(Brief): Would you write out the listing verbatim and skip every picture in it?

(Dataset content):
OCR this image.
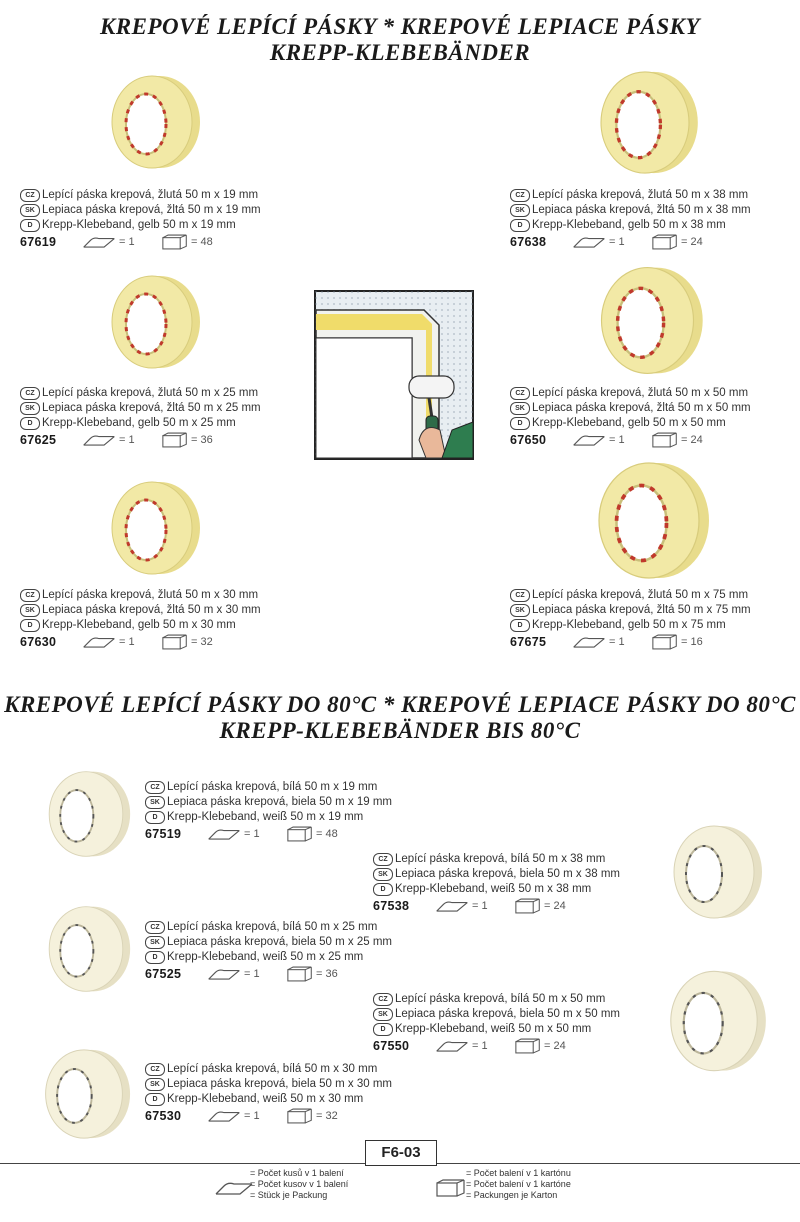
KREPOVÉ LEPÍCÍ PÁSKY * KREPOVÉ LEPIACE PÁSKY
KREPP-KLEBEBÄNDER
CZ Lepící páska krepová, žlutá 50 m x 19 mm
SK Lepiaca páska krepová, žltá 50 m x 19 mm
D Krepp-Klebeband, gelb 50 m x 19 mm
67619	= 1	= 48
CZ Lepící páska krepová, žlutá 50 m x 38 mm
SK Lepiaca páska krepová, žltá 50 m x 38 mm
D Krepp-Klebeband, gelb 50 m x 38 mm
67638	= 1	= 24
CZ Lepící páska krepová, žlutá 50 m x 25 mm
SK Lepiaca páska krepová, žltá 50 m x 25 mm
D Krepp-Klebeband, gelb 50 m x 25 mm
67625	= 1	= 36
CZ Lepící páska krepová, žlutá 50 m x 50 mm
SK Lepiaca páska krepová, žltá 50 m x 50 mm
D Krepp-Klebeband, gelb 50 m x 50 mm
67650	= 1	= 24
CZ Lepící páska krepová, žlutá 50 m x 30 mm
SK Lepiaca páska krepová, žltá 50 m x 30 mm
D Krepp-Klebeband, gelb 50 m x 30 mm
67630	= 1	= 32
CZ Lepící páska krepová, žlutá 50 m x 75 mm
SK Lepiaca páska krepová, žltá 50 m x 75 mm
D Krepp-Klebeband, gelb 50 m x 75 mm
67675	= 1	= 16
KREPOVÉ LEPÍCÍ PÁSKY DO 80°C * KREPOVÉ LEPIACE PÁSKY DO 80°C
KREPP-KLEBEBÄNDER BIS 80°C
CZ Lepící páska krepová, bílá 50 m x 19 mm
SK Lepiaca páska krepová, biela 50 m x 19 mm
D Krepp-Klebeband, weiß 50 m x 19 mm
67519	= 1	= 48
CZ Lepící páska krepová, bílá 50 m x 38 mm
SK Lepiaca páska krepová, biela 50 m x 38 mm
D Krepp-Klebeband, weiß 50 m x 38 mm
67538	= 1	= 24
CZ Lepící páska krepová, bílá 50 m x 25 mm
SK Lepiaca páska krepová, biela 50 m x 25 mm
D Krepp-Klebeband, weiß 50 m x 25 mm
67525	= 1	= 36
CZ Lepící páska krepová, bílá 50 m x 50 mm
SK Lepiaca páska krepová, biela 50 m x 50 mm
D Krepp-Klebeband, weiß 50 m x 50 mm
67550	= 1	= 24
CZ Lepící páska krepová, bílá 50 m x 30 mm
SK Lepiaca páska krepová, biela 50 m x 30 mm
D Krepp-Klebeband, weiß 50 m x 30 mm
67530	= 1	= 32
F6-03
= Počet kusů v 1 balení
= Počet kusov v 1 balení
= Stück je Packung
= Počet balení v 1 kartónu
= Počet balení v 1 kartóne
= Packungen je Karton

(Answer below):
OCR this image.
KREPOVÉ LEPÍCÍ PÁSKY * KREPOVÉ LEPIACE PÁSKY
KREPP-KLEBEBÄNDER
CZ Lepící páska krepová, žlutá 50 m x 19 mm
SK Lepiaca páska krepová, žltá 50 m x 19 mm
D Krepp-Klebeband, gelb 50 m x 19 mm
67619	= 1	= 48
CZ Lepící páska krepová, žlutá 50 m x 38 mm
SK Lepiaca páska krepová, žltá 50 m x 38 mm
D Krepp-Klebeband, gelb 50 m x 38 mm
67638	= 1	= 24
CZ Lepící páska krepová, žlutá 50 m x 25 mm
SK Lepiaca páska krepová, žltá 50 m x 25 mm
D Krepp-Klebeband, gelb 50 m x 25 mm
67625	= 1	= 36
CZ Lepící páska krepová, žlutá 50 m x 50 mm
SK Lepiaca páska krepová, žltá 50 m x 50 mm
D Krepp-Klebeband, gelb 50 m x 50 mm
67650	= 1	= 24
CZ Lepící páska krepová, žlutá 50 m x 30 mm
SK Lepiaca páska krepová, žltá 50 m x 30 mm
D Krepp-Klebeband, gelb 50 m x 30 mm
67630	= 1	= 32
CZ Lepící páska krepová, žlutá 50 m x 75 mm
SK Lepiaca páska krepová, žltá 50 m x 75 mm
D Krepp-Klebeband, gelb 50 m x 75 mm
67675	= 1	= 16
KREPOVÉ LEPÍCÍ PÁSKY DO 80°C * KREPOVÉ LEPIACE PÁSKY DO 80°C
KREPP-KLEBEBÄNDER BIS 80°C
CZ Lepící páska krepová, bílá 50 m x 19 mm
SK Lepiaca páska krepová, biela 50 m x 19 mm
D Krepp-Klebeband, weiß 50 m x 19 mm
67519	= 1	= 48
CZ Lepící páska krepová, bílá 50 m x 38 mm
SK Lepiaca páska krepová, biela 50 m x 38 mm
D Krepp-Klebeband, weiß 50 m x 38 mm
67538	= 1	= 24
CZ Lepící páska krepová, bílá 50 m x 25 mm
SK Lepiaca páska krepová, biela 50 m x 25 mm
D Krepp-Klebeband, weiß 50 m x 25 mm
67525	= 1	= 36
CZ Lepící páska krepová, bílá 50 m x 50 mm
SK Lepiaca páska krepová, biela 50 m x 50 mm
D Krepp-Klebeband, weiß 50 m x 50 mm
67550	= 1	= 24
CZ Lepící páska krepová, bílá 50 m x 30 mm
SK Lepiaca páska krepová, biela 50 m x 30 mm
D Krepp-Klebeband, weiß 50 m x 30 mm
67530	= 1	= 32
F6-03
= Počet kusů v 1 balení
= Počet kusov v 1 balení
= Stück je Packung
= Počet balení v 1 kartónu
= Počet balení v 1 kartóne
= Packungen je Karton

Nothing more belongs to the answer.